Retype the material that follows, keeping every word as it is.

Records for the task |
********

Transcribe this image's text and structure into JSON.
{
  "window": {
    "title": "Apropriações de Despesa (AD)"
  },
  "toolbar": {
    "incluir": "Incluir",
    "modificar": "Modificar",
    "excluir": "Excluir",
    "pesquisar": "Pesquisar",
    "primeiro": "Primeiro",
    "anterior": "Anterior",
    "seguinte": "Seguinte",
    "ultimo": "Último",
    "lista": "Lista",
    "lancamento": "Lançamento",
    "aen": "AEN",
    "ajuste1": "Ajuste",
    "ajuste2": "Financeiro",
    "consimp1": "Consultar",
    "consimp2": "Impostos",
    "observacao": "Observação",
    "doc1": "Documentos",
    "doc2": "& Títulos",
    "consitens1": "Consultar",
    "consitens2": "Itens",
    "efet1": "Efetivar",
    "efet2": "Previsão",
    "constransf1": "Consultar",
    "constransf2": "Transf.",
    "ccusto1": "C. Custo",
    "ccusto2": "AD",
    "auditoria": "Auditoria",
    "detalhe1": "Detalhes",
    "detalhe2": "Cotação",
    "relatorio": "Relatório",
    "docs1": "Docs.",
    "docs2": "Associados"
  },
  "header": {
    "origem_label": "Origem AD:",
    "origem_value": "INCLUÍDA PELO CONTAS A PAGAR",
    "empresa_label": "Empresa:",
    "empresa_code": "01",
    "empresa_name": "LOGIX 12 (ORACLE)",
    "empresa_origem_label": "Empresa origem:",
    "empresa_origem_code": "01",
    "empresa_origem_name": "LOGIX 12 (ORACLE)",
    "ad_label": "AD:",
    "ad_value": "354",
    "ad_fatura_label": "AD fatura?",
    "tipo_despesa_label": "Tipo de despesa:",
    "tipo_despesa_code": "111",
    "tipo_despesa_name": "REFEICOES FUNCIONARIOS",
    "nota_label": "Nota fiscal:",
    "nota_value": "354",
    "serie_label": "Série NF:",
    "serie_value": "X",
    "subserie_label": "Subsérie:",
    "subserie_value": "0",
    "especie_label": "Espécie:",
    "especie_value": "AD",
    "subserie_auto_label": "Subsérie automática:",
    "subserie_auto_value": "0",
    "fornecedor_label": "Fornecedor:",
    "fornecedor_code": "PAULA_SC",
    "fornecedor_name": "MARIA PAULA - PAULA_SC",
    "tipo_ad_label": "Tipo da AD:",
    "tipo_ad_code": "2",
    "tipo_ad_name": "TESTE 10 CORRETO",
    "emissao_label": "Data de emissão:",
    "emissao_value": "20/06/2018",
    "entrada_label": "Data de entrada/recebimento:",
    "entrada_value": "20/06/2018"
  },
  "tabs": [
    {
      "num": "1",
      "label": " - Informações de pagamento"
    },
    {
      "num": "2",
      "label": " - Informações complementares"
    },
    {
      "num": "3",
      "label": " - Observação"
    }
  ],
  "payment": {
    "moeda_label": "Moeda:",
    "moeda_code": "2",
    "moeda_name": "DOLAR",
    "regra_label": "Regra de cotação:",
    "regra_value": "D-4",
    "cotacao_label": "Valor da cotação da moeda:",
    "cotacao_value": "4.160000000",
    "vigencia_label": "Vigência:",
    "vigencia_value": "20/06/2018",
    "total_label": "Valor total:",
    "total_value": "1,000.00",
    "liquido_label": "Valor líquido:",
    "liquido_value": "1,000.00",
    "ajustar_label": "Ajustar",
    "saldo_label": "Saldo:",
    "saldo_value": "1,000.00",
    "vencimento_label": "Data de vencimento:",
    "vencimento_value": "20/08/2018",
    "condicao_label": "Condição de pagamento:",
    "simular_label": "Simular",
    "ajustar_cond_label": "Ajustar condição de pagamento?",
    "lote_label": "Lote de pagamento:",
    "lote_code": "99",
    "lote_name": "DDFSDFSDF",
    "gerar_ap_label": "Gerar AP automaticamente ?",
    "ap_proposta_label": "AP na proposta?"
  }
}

********

The reply |
Transcribe this image's text and structure into JSON.
{
  "window": {
    "title": "Apropriações de Despesa (AD)"
  },
  "toolbar": {
    "incluir": "Incluir",
    "modificar": "Modificar",
    "excluir": "Excluir",
    "pesquisar": "Pesquisar",
    "primeiro": "Primeiro",
    "anterior": "Anterior",
    "seguinte": "Seguinte",
    "ultimo": "Último",
    "lista": "Lista",
    "lancamento": "Lançamento",
    "aen": "AEN",
    "ajuste1": "Ajuste",
    "ajuste2": "Financeiro",
    "consimp1": "Consultar",
    "consimp2": "Impostos",
    "observacao": "Observação",
    "doc1": "Documentos",
    "doc2": "& Títulos",
    "consitens1": "Consultar",
    "consitens2": "Itens",
    "efet1": "Efetivar",
    "efet2": "Previsão",
    "constransf1": "Consultar",
    "constransf2": "Transf.",
    "ccusto1": "C. Custo",
    "ccusto2": "AD",
    "auditoria": "Auditoria",
    "detalhe1": "Detalhes",
    "detalhe2": "Cotação",
    "relatorio": "Relatório",
    "docs1": "Docs.",
    "docs2": "Associados"
  },
  "header": {
    "origem_label": "Origem AD:",
    "origem_value": "INCLUÍDA PELO CONTAS A PAGAR",
    "empresa_label": "Empresa:",
    "empresa_code": "01",
    "empresa_name": "LOGIX 12 (ORACLE)",
    "empresa_origem_label": "Empresa origem:",
    "empresa_origem_code": "01",
    "empresa_origem_name": "LOGIX 12 (ORACLE)",
    "ad_label": "AD:",
    "ad_value": "354",
    "ad_fatura_label": "AD fatura?",
    "tipo_despesa_label": "Tipo de despesa:",
    "tipo_despesa_code": "111",
    "tipo_despesa_name": "REFEICOES FUNCIONARIOS",
    "nota_label": "Nota fiscal:",
    "nota_value": "354",
    "serie_label": "Série NF:",
    "serie_value": "X",
    "subserie_label": "Subsérie:",
    "subserie_value": "0",
    "especie_label": "Espécie:",
    "especie_value": "AD",
    "subserie_auto_label": "Subsérie automática:",
    "subserie_auto_value": "0",
    "fornecedor_label": "Fornecedor:",
    "fornecedor_code": "PAULA_SC",
    "fornecedor_name": "MARIA PAULA - PAULA_SC",
    "tipo_ad_label": "Tipo da AD:",
    "tipo_ad_code": "2",
    "tipo_ad_name": "TESTE 10 CORRETO",
    "emissao_label": "Data de emissão:",
    "emissao_value": "20/06/2018",
    "entrada_label": "Data de entrada/recebimento:",
    "entrada_value": "20/06/2018"
  },
  "tabs": [
    {
      "num": "1",
      "label": " - Informações de pagamento"
    },
    {
      "num": "2",
      "label": " - Informações complementares"
    },
    {
      "num": "3",
      "label": " - Observação"
    }
  ],
  "payment": {
    "moeda_label": "Moeda:",
    "moeda_code": "2",
    "moeda_name": "DOLAR",
    "regra_label": "Regra de cotação:",
    "regra_value": "D-4",
    "cotacao_label": "Valor da cotação da moeda:",
    "cotacao_value": "4.160000000",
    "vigencia_label": "Vigência:",
    "vigencia_value": "20/06/2018",
    "total_label": "Valor total:",
    "total_value": "1,000.00",
    "liquido_label": "Valor líquido:",
    "liquido_value": "1,000.00",
    "ajustar_label": "Ajustar",
    "saldo_label": "Saldo:",
    "saldo_value": "1,000.00",
    "vencimento_label": "Data de vencimento:",
    "vencimento_value": "20/08/2018",
    "condicao_label": "Condição de pagamento:",
    "simular_label": "Simular",
    "ajustar_cond_label": "Ajustar condição de pagamento?",
    "lote_label": "Lote de pagamento:",
    "lote_code": "99",
    "lote_name": "DDFSDFSDF",
    "gerar_ap_label": "Gerar AP automaticamente ?",
    "ap_proposta_label": "AP na proposta?"
  }
}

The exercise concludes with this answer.